→ **Exercise objective**: Filter the records below and copy every line containing the word "entries".

┌─ Records supplied

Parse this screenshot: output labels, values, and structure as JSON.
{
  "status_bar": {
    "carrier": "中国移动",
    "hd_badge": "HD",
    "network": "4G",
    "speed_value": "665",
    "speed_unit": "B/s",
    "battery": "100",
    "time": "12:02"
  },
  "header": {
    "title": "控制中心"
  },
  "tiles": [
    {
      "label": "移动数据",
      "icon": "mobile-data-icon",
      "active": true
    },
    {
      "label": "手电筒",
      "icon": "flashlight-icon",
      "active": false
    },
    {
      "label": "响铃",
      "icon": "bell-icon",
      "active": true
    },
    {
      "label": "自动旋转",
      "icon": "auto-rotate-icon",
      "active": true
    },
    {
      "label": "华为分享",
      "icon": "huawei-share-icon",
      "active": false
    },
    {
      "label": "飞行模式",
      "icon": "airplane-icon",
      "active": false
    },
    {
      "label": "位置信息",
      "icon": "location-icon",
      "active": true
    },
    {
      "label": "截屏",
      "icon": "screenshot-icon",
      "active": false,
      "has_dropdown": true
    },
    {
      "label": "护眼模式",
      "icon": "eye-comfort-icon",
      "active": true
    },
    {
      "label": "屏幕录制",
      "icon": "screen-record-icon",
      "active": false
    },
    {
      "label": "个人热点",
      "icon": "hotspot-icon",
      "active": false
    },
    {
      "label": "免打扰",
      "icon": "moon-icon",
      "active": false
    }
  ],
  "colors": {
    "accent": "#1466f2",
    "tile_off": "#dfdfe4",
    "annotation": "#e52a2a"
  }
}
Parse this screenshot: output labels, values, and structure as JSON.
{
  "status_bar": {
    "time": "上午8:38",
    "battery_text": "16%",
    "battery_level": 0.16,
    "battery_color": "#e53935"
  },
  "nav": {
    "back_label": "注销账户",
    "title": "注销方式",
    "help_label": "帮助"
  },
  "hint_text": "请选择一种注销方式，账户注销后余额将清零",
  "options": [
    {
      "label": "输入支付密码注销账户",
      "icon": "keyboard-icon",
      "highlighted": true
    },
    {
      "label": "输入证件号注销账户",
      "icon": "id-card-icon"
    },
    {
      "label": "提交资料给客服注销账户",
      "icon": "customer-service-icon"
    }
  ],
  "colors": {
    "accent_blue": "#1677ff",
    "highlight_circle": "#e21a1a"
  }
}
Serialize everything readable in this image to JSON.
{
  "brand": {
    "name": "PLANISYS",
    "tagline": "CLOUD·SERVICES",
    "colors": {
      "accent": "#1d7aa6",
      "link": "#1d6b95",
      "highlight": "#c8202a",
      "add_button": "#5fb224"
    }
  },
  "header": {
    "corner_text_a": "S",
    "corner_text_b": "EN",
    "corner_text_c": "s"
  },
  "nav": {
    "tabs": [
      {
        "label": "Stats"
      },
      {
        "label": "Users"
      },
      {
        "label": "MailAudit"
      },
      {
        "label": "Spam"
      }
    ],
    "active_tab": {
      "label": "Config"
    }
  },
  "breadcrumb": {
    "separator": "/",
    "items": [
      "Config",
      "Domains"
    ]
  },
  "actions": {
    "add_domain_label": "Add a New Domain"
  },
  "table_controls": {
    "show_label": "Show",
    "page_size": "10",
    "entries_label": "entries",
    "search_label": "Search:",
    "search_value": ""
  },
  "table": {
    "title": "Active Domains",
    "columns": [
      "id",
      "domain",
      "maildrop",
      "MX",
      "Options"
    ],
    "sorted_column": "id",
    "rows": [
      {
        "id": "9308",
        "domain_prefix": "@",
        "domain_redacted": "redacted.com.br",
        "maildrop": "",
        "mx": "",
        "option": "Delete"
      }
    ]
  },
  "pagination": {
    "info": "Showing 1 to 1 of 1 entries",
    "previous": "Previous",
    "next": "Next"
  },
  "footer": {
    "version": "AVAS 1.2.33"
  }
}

└─

→ **Answer for the task**:
    "entries_label": "entries",
    "info": "Showing 1 to 1 of 1 entries",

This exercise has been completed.